**Problem details**
Look through the data below. Pick out the lines holding the string "placeholder".

**Extracted entries**
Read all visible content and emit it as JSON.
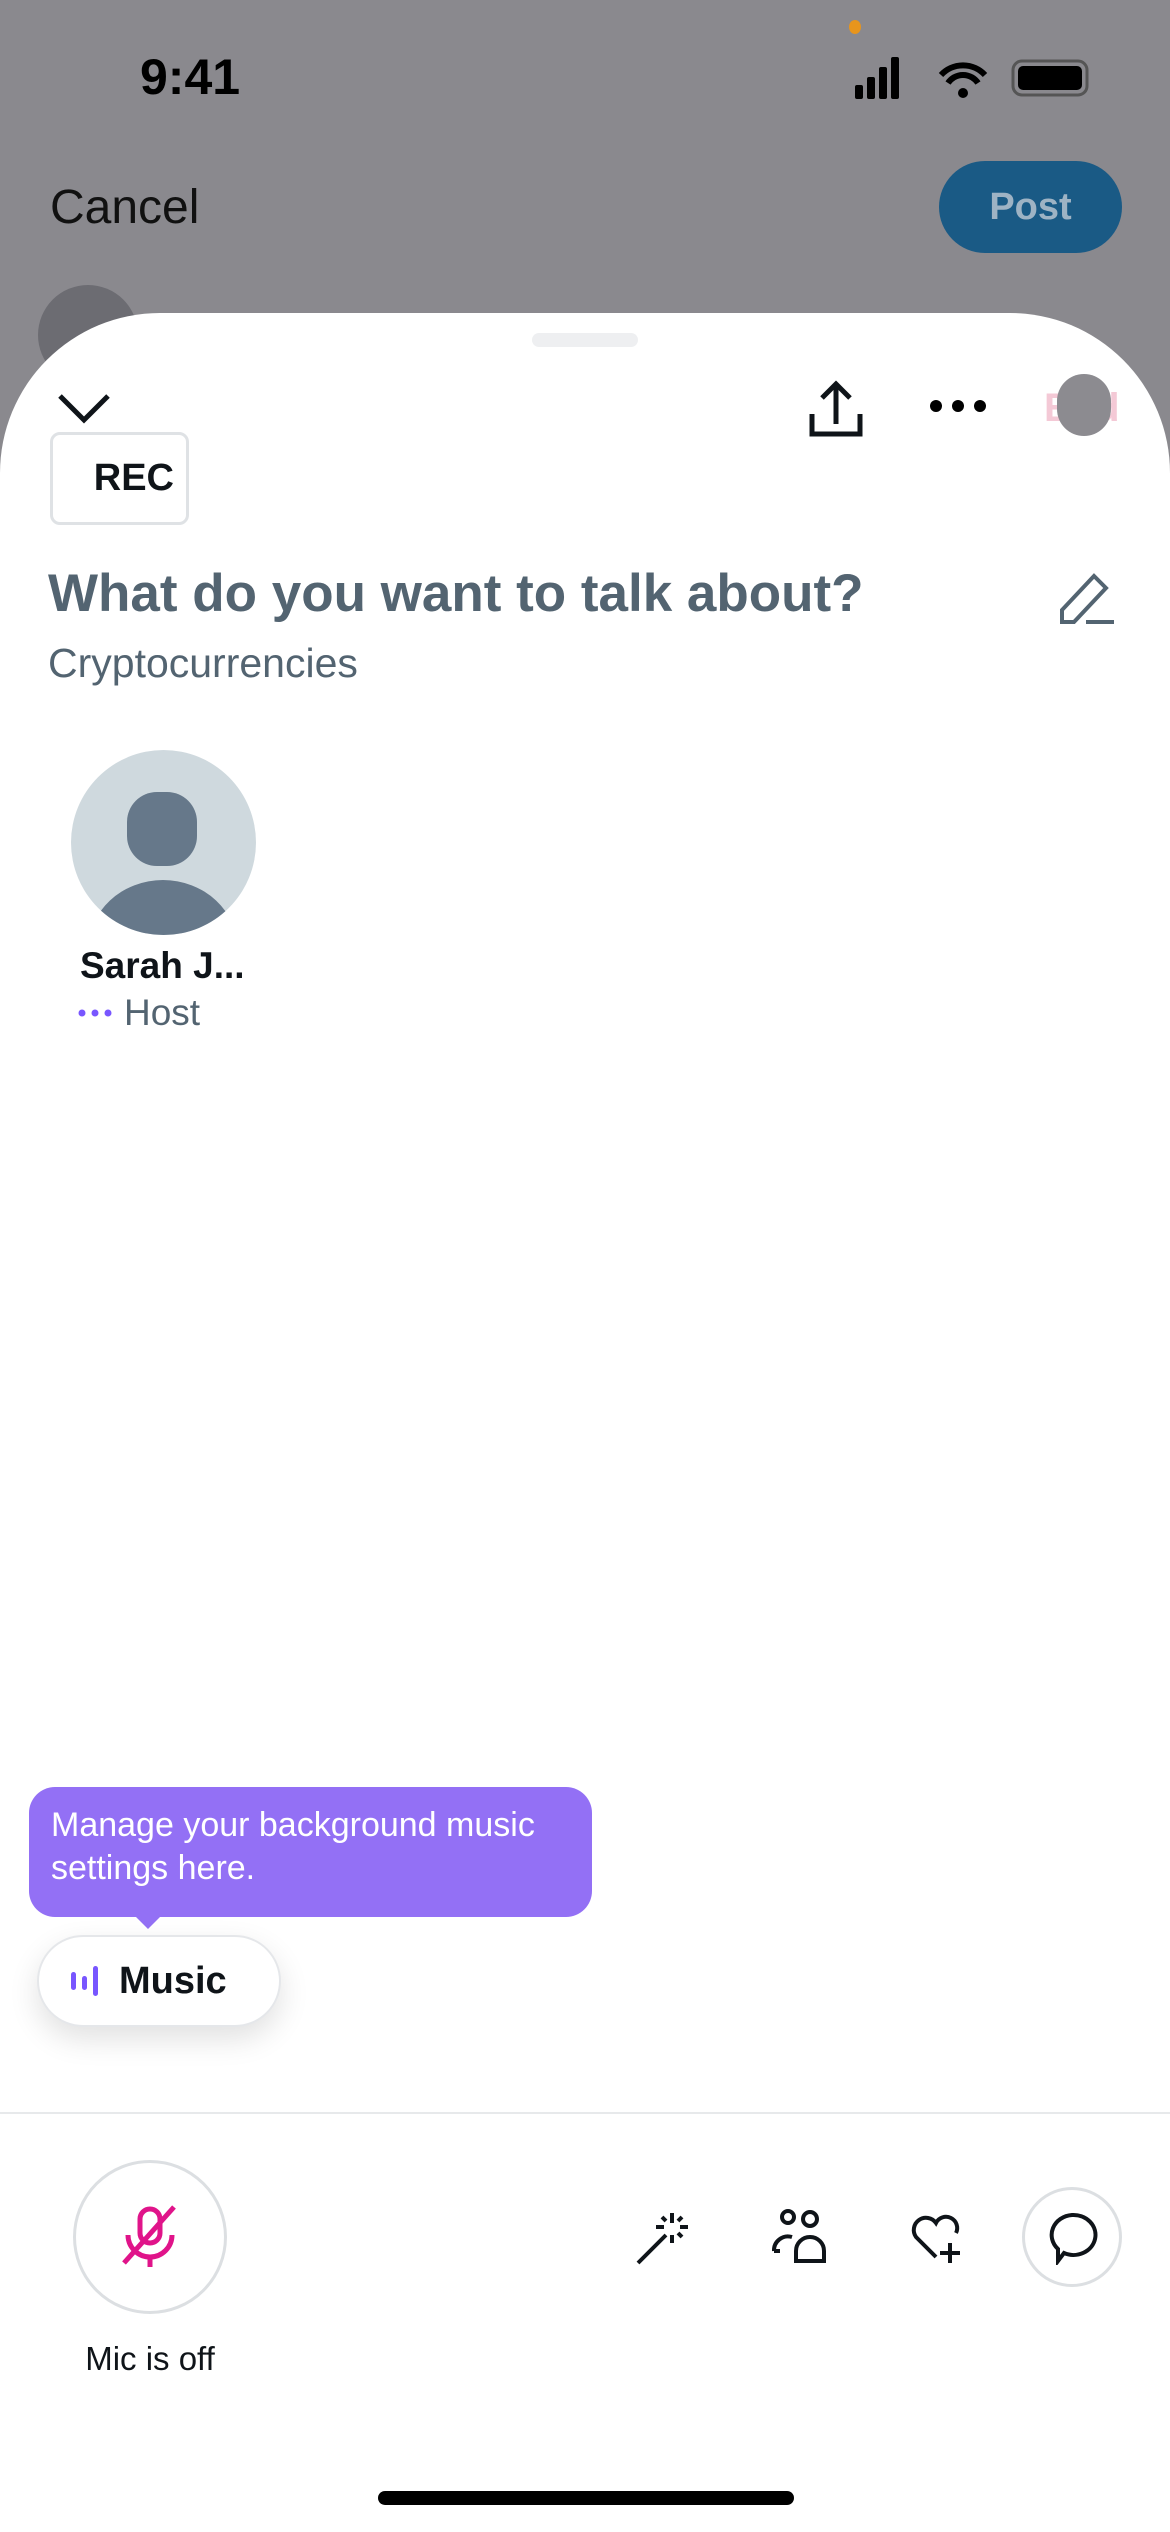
{
  "status_bar": {
    "time": "9:41"
  },
  "composer": {
    "cancel_label": "Cancel",
    "post_label": "Post"
  },
  "space": {
    "rec_label": "REC",
    "title": "What do you want to talk about?",
    "topic": "Cryptocurrencies",
    "end_label": "End",
    "participants": [
      {
        "name": "Sarah J...",
        "role": "Host"
      }
    ]
  },
  "tooltip": {
    "text": "Manage your background music settings here."
  },
  "music": {
    "label": "Music"
  },
  "controls": {
    "mic_label": "Mic is off"
  },
  "colors": {
    "accent": "#9370f5",
    "mic_off": "#e0148a",
    "post": "#1a5a85"
  }
}
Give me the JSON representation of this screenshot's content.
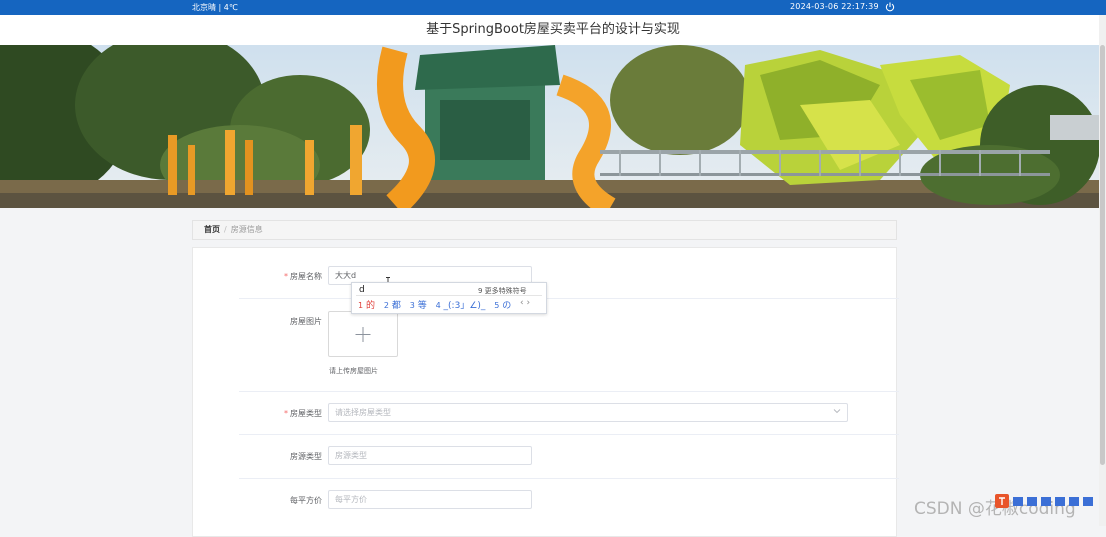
{
  "topbar": {
    "weather": "北京晴 | 4℃",
    "datetime": "2024-03-06  22:17:39",
    "power_icon": "power-icon",
    "bg_color": "#1565c0"
  },
  "site": {
    "title": "基于SpringBoot房屋买卖平台的设计与实现"
  },
  "breadcrumb": {
    "home": "首页",
    "separator": "/",
    "current": "房源信息"
  },
  "form": {
    "house_name": {
      "label": "房屋名称",
      "value": "大大d"
    },
    "house_image": {
      "label": "房屋图片",
      "hint": "请上传房屋图片"
    },
    "house_type": {
      "label": "房屋类型",
      "placeholder": "请选择房屋类型"
    },
    "source_type": {
      "label": "房源类型",
      "placeholder": "房源类型"
    },
    "price_per_sqm": {
      "label": "每平方价",
      "placeholder": "每平方价"
    }
  },
  "ime": {
    "composition": "d",
    "more_symbols": "9 更多特殊符号",
    "candidates": [
      {
        "num": "1",
        "text": "的"
      },
      {
        "num": "2",
        "text": "都"
      },
      {
        "num": "3",
        "text": "等"
      },
      {
        "num": "4",
        "text": "_(:3」∠)_"
      },
      {
        "num": "5",
        "text": "の"
      }
    ],
    "nav": "‹ ›"
  },
  "watermark": "CSDN @花椒coding"
}
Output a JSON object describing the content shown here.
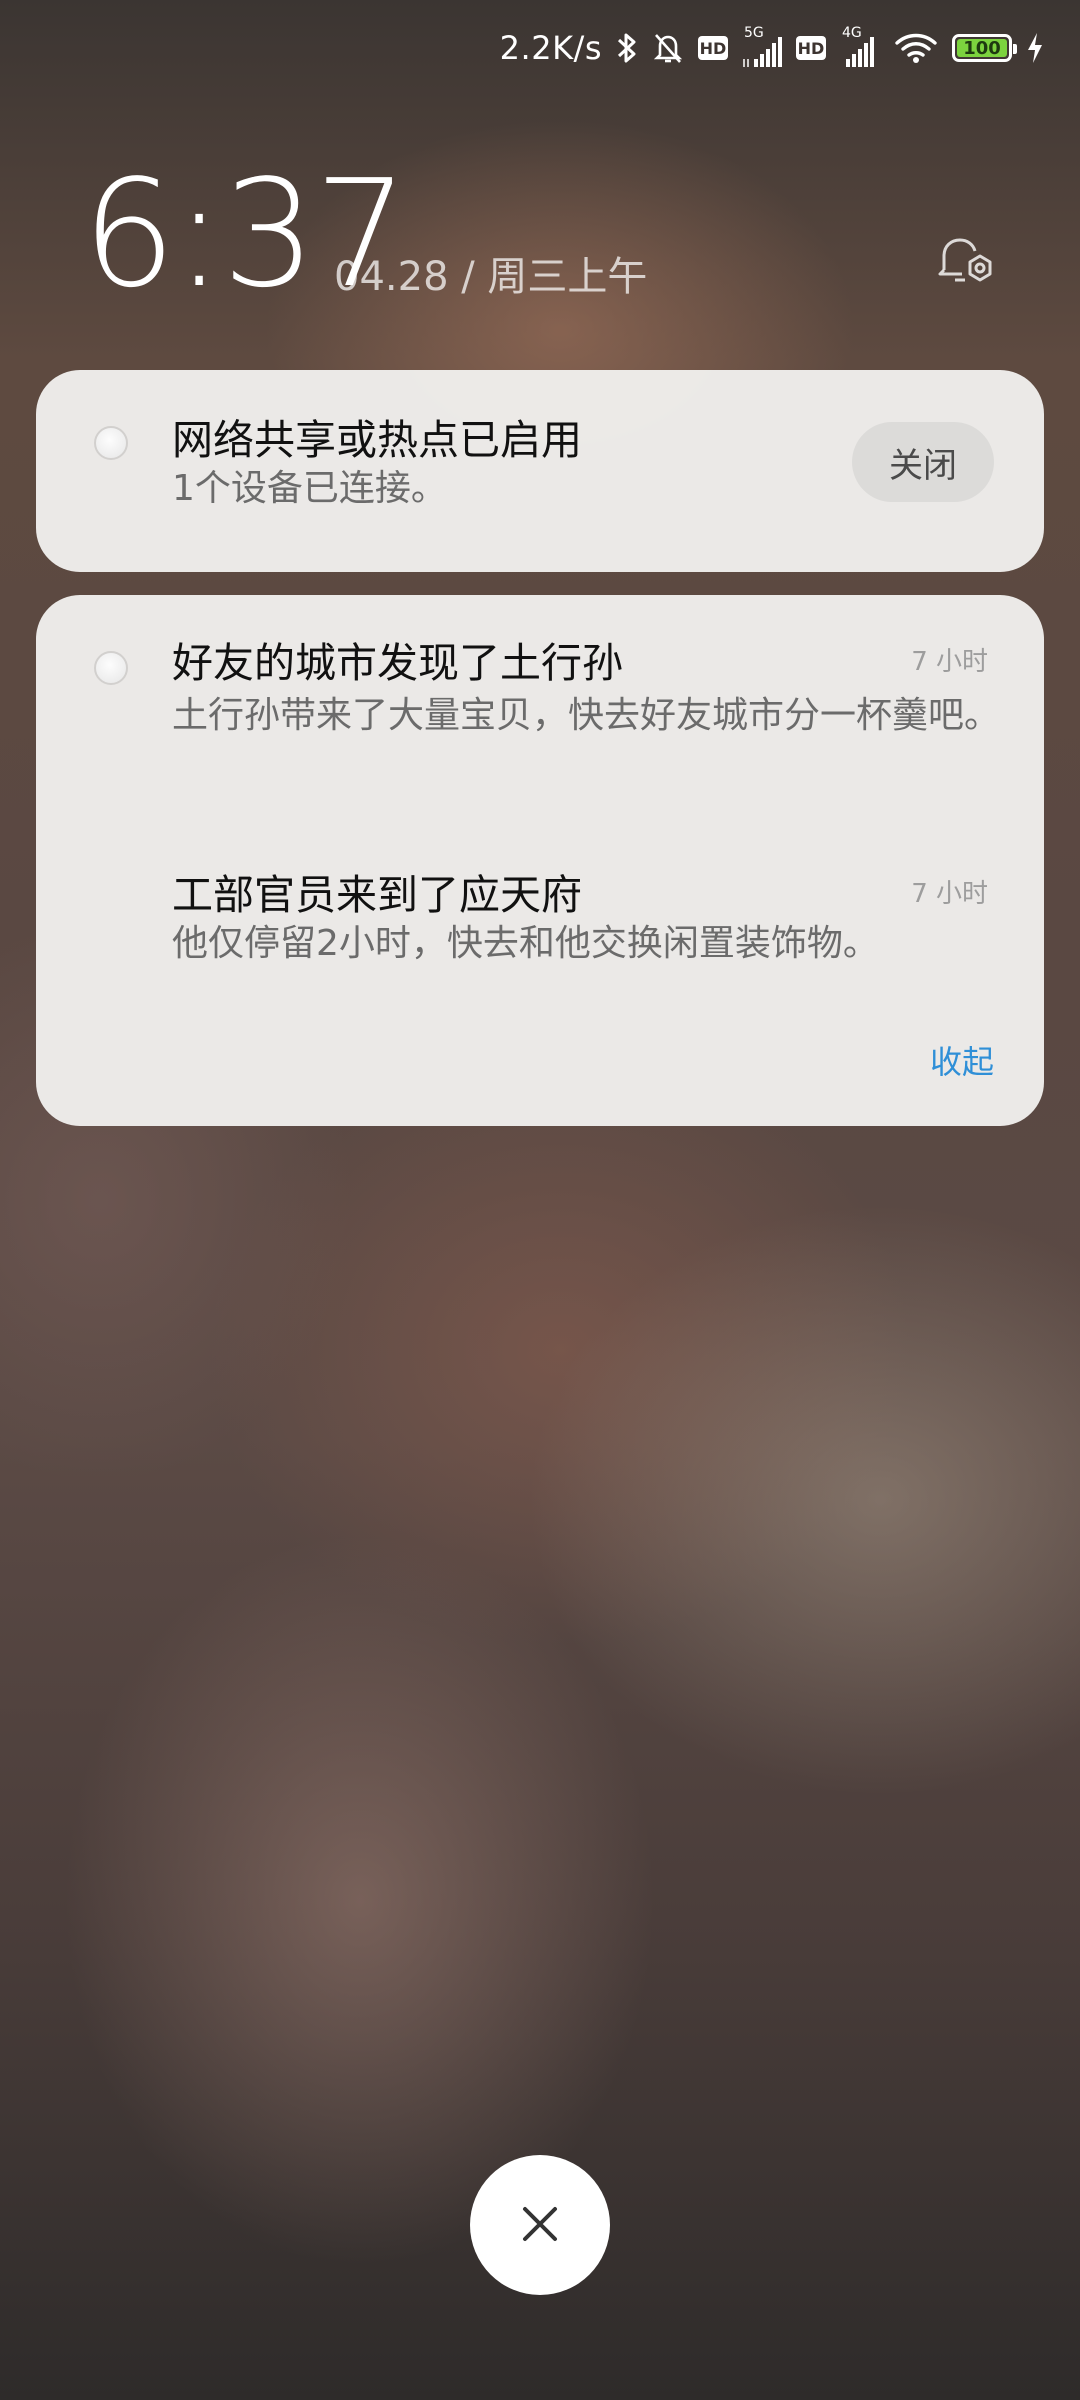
{
  "status_bar": {
    "net_speed": "2.2K/s",
    "hd1": "HD",
    "sig1_label": "5G",
    "hd2": "HD",
    "sig2_label": "4G",
    "battery": "100",
    "icons": [
      "bluetooth-icon",
      "bell-off-icon",
      "hd-icon",
      "signal-icon",
      "hd-icon",
      "signal-icon",
      "wifi-icon",
      "battery-icon",
      "charging-icon"
    ],
    "battery_color": "#7cd33e"
  },
  "lockscreen": {
    "time": "6:37",
    "date": "04.28 / 周三上午"
  },
  "notifications": {
    "hotspot": {
      "title": "网络共享或热点已启用",
      "body": "1个设备已连接。",
      "close_label": "关闭"
    },
    "game": [
      {
        "title": "好友的城市发现了土行孙",
        "body": "土行孙带来了大量宝贝，快去好友城市分一杯羹吧。",
        "time": "7 小时"
      },
      {
        "title": "工部官员来到了应天府",
        "body": "他仅停留2小时，快去和他交换闲置装饰物。",
        "time": "7 小时"
      }
    ],
    "collapse_label": "收起",
    "accent_color": "#2f8fd7"
  },
  "dismiss": {
    "icon": "close-icon"
  }
}
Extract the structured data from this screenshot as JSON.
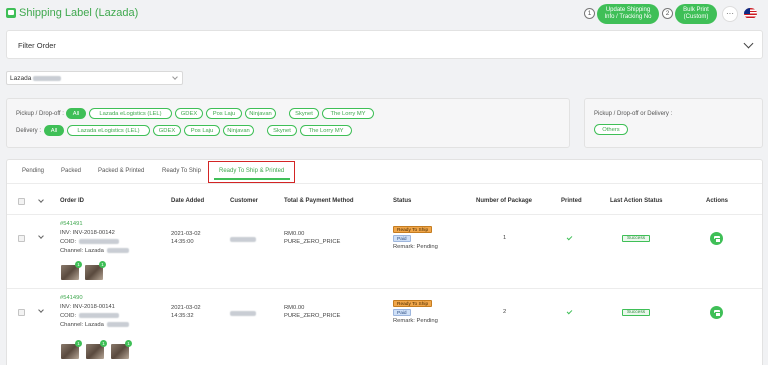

**Solved exercise**
      "placeholder": "请选择房屋类型"
      "placeholder": "房源类型"
      "placeholder": "每平方价"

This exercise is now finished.